◆ WORK TO BE COMPLETED
Extract the listing in its entirety, keeping each line identical to the original.

--- DATA TO PROCESS ---

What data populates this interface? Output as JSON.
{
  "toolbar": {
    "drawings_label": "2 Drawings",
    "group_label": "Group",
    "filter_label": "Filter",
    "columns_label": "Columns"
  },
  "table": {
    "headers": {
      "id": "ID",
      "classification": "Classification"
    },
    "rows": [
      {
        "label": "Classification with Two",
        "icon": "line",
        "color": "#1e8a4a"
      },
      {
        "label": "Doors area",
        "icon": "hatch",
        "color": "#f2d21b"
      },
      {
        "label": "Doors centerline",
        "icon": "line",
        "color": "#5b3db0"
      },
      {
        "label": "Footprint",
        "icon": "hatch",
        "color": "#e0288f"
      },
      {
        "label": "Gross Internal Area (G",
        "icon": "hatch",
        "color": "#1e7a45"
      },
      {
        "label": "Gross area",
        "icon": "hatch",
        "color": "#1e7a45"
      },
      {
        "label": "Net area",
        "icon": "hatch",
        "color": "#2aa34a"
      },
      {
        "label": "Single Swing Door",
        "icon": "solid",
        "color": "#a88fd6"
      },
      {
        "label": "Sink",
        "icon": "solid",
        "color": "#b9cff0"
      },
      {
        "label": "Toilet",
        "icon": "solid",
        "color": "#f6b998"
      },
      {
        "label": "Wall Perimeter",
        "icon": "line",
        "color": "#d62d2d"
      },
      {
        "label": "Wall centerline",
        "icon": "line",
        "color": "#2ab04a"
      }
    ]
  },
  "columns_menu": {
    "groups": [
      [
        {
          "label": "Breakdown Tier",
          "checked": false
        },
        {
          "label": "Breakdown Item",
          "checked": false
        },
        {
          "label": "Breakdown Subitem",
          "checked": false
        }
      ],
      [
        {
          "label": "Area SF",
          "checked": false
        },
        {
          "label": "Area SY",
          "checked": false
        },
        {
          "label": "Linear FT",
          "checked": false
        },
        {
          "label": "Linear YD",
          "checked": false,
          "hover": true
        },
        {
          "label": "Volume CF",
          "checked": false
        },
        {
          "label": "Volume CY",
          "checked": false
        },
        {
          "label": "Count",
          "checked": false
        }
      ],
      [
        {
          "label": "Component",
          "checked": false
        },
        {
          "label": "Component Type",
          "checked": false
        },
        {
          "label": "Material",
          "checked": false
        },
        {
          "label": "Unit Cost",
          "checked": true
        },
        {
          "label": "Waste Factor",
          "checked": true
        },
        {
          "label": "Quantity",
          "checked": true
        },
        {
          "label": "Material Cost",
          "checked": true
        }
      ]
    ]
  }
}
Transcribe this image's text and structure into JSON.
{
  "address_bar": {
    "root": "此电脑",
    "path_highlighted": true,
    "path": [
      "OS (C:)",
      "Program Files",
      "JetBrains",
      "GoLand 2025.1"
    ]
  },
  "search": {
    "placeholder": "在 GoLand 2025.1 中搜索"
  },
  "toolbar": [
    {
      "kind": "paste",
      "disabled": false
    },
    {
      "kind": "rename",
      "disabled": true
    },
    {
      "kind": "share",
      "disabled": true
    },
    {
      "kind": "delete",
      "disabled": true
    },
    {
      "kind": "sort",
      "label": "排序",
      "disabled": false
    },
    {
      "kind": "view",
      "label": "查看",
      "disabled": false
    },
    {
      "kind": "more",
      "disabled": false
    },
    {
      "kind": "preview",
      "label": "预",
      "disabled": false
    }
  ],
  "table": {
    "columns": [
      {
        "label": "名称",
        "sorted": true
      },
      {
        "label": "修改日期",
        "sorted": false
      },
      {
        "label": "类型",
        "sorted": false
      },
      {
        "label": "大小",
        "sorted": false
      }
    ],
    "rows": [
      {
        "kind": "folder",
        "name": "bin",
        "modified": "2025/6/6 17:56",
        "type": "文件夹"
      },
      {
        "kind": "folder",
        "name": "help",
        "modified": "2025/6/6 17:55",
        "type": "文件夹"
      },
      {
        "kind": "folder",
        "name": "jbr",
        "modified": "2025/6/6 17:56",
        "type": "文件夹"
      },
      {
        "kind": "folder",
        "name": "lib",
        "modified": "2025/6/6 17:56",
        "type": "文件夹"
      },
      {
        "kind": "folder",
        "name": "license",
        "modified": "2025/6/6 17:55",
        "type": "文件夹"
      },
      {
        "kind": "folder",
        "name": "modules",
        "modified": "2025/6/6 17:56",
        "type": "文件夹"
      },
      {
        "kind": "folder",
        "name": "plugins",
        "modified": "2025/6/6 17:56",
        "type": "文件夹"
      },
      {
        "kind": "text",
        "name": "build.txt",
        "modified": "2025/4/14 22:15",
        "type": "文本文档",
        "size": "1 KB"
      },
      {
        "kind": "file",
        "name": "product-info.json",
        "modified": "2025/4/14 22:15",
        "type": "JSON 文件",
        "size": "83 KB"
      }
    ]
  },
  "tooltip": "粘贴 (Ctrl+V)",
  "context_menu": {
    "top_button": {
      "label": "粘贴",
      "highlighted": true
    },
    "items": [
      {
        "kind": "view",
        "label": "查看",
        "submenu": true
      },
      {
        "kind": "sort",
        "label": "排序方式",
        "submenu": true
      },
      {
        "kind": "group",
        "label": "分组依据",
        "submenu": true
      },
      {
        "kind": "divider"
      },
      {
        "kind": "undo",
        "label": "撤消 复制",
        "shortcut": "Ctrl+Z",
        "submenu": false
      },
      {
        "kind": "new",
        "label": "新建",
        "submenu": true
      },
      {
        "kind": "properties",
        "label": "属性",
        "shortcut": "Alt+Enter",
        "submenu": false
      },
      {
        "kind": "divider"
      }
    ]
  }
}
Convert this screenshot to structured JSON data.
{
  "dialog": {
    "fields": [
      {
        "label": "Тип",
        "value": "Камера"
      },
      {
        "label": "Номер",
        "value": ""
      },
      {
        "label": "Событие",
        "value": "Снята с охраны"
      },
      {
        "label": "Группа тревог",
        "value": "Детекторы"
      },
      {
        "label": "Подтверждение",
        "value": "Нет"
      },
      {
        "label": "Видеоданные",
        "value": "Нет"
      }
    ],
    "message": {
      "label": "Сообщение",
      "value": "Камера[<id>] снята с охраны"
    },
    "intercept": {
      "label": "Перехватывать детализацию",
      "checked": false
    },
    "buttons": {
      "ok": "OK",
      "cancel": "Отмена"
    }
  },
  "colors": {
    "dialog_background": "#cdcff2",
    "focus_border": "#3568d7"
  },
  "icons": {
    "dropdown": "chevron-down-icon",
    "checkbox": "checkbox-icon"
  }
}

---

◆ OUTPUT BELOW
What data populates this interface? Output as JSON.
{
  "toolbar": {
    "drawings_label": "2 Drawings",
    "group_label": "Group",
    "filter_label": "Filter",
    "columns_label": "Columns"
  },
  "table": {
    "headers": {
      "id": "ID",
      "classification": "Classification"
    },
    "rows": [
      {
        "label": "Classification with Two",
        "icon": "line",
        "color": "#1e8a4a"
      },
      {
        "label": "Doors area",
        "icon": "hatch",
        "color": "#f2d21b"
      },
      {
        "label": "Doors centerline",
        "icon": "line",
        "color": "#5b3db0"
      },
      {
        "label": "Footprint",
        "icon": "hatch",
        "color": "#e0288f"
      },
      {
        "label": "Gross Internal Area (G",
        "icon": "hatch",
        "color": "#1e7a45"
      },
      {
        "label": "Gross area",
        "icon": "hatch",
        "color": "#1e7a45"
      },
      {
        "label": "Net area",
        "icon": "hatch",
        "color": "#2aa34a"
      },
      {
        "label": "Single Swing Door",
        "icon": "solid",
        "color": "#a88fd6"
      },
      {
        "label": "Sink",
        "icon": "solid",
        "color": "#b9cff0"
      },
      {
        "label": "Toilet",
        "icon": "solid",
        "color": "#f6b998"
      },
      {
        "label": "Wall Perimeter",
        "icon": "line",
        "color": "#d62d2d"
      },
      {
        "label": "Wall centerline",
        "icon": "line",
        "color": "#2ab04a"
      }
    ]
  },
  "columns_menu": {
    "groups": [
      [
        {
          "label": "Breakdown Tier",
          "checked": false
        },
        {
          "label": "Breakdown Item",
          "checked": false
        },
        {
          "label": "Breakdown Subitem",
          "checked": false
        }
      ],
      [
        {
          "label": "Area SF",
          "checked": false
        },
        {
          "label": "Area SY",
          "checked": false
        },
        {
          "label": "Linear FT",
          "checked": false
        },
        {
          "label": "Linear YD",
          "checked": false,
          "hover": true
        },
        {
          "label": "Volume CF",
          "checked": false
        },
        {
          "label": "Volume CY",
          "checked": false
        },
        {
          "label": "Count",
          "checked": false
        }
      ],
      [
        {
          "label": "Component",
          "checked": false
        },
        {
          "label": "Component Type",
          "checked": false
        },
        {
          "label": "Material",
          "checked": false
        },
        {
          "label": "Unit Cost",
          "checked": true
        },
        {
          "label": "Waste Factor",
          "checked": true
        },
        {
          "label": "Quantity",
          "checked": true
        },
        {
          "label": "Material Cost",
          "checked": true
        }
      ]
    ]
  }
}
Transcribe this image's text and structure into JSON.
{
  "address_bar": {
    "root": "此电脑",
    "path_highlighted": true,
    "path": [
      "OS (C:)",
      "Program Files",
      "JetBrains",
      "GoLand 2025.1"
    ]
  },
  "search": {
    "placeholder": "在 GoLand 2025.1 中搜索"
  },
  "toolbar": [
    {
      "kind": "paste",
      "disabled": false
    },
    {
      "kind": "rename",
      "disabled": true
    },
    {
      "kind": "share",
      "disabled": true
    },
    {
      "kind": "delete",
      "disabled": true
    },
    {
      "kind": "sort",
      "label": "排序",
      "disabled": false
    },
    {
      "kind": "view",
      "label": "查看",
      "disabled": false
    },
    {
      "kind": "more",
      "disabled": false
    },
    {
      "kind": "preview",
      "label": "预",
      "disabled": false
    }
  ],
  "table": {
    "columns": [
      {
        "label": "名称",
        "sorted": true
      },
      {
        "label": "修改日期",
        "sorted": false
      },
      {
        "label": "类型",
        "sorted": false
      },
      {
        "label": "大小",
        "sorted": false
      }
    ],
    "rows": [
      {
        "kind": "folder",
        "name": "bin",
        "modified": "2025/6/6 17:56",
        "type": "文件夹"
      },
      {
        "kind": "folder",
        "name": "help",
        "modified": "2025/6/6 17:55",
        "type": "文件夹"
      },
      {
        "kind": "folder",
        "name": "jbr",
        "modified": "2025/6/6 17:56",
        "type": "文件夹"
      },
      {
        "kind": "folder",
        "name": "lib",
        "modified": "2025/6/6 17:56",
        "type": "文件夹"
      },
      {
        "kind": "folder",
        "name": "license",
        "modified": "2025/6/6 17:55",
        "type": "文件夹"
      },
      {
        "kind": "folder",
        "name": "modules",
        "modified": "2025/6/6 17:56",
        "type": "文件夹"
      },
      {
        "kind": "folder",
        "name": "plugins",
        "modified": "2025/6/6 17:56",
        "type": "文件夹"
      },
      {
        "kind": "text",
        "name": "build.txt",
        "modified": "2025/4/14 22:15",
        "type": "文本文档",
        "size": "1 KB"
      },
      {
        "kind": "file",
        "name": "product-info.json",
        "modified": "2025/4/14 22:15",
        "type": "JSON 文件",
        "size": "83 KB"
      }
    ]
  },
  "tooltip": "粘贴 (Ctrl+V)",
  "context_menu": {
    "top_button": {
      "label": "粘贴",
      "highlighted": true
    },
    "items": [
      {
        "kind": "view",
        "label": "查看",
        "submenu": true
      },
      {
        "kind": "sort",
        "label": "排序方式",
        "submenu": true
      },
      {
        "kind": "group",
        "label": "分组依据",
        "submenu": true
      },
      {
        "kind": "divider"
      },
      {
        "kind": "undo",
        "label": "撤消 复制",
        "shortcut": "Ctrl+Z",
        "submenu": false
      },
      {
        "kind": "new",
        "label": "新建",
        "submenu": true
      },
      {
        "kind": "properties",
        "label": "属性",
        "shortcut": "Alt+Enter",
        "submenu": false
      },
      {
        "kind": "divider"
      }
    ]
  }
}
Convert this screenshot to structured JSON data.
{
  "dialog": {
    "fields": [
      {
        "label": "Тип",
        "value": "Камера"
      },
      {
        "label": "Номер",
        "value": ""
      },
      {
        "label": "Событие",
        "value": "Снята с охраны"
      },
      {
        "label": "Группа тревог",
        "value": "Детекторы"
      },
      {
        "label": "Подтверждение",
        "value": "Нет"
      },
      {
        "label": "Видеоданные",
        "value": "Нет"
      }
    ],
    "message": {
      "label": "Сообщение",
      "value": "Камера[<id>] снята с охраны"
    },
    "intercept": {
      "label": "Перехватывать детализацию",
      "checked": false
    },
    "buttons": {
      "ok": "OK",
      "cancel": "Отмена"
    }
  },
  "colors": {
    "dialog_background": "#cdcff2",
    "focus_border": "#3568d7"
  },
  "icons": {
    "dropdown": "chevron-down-icon",
    "checkbox": "checkbox-icon"
  }
}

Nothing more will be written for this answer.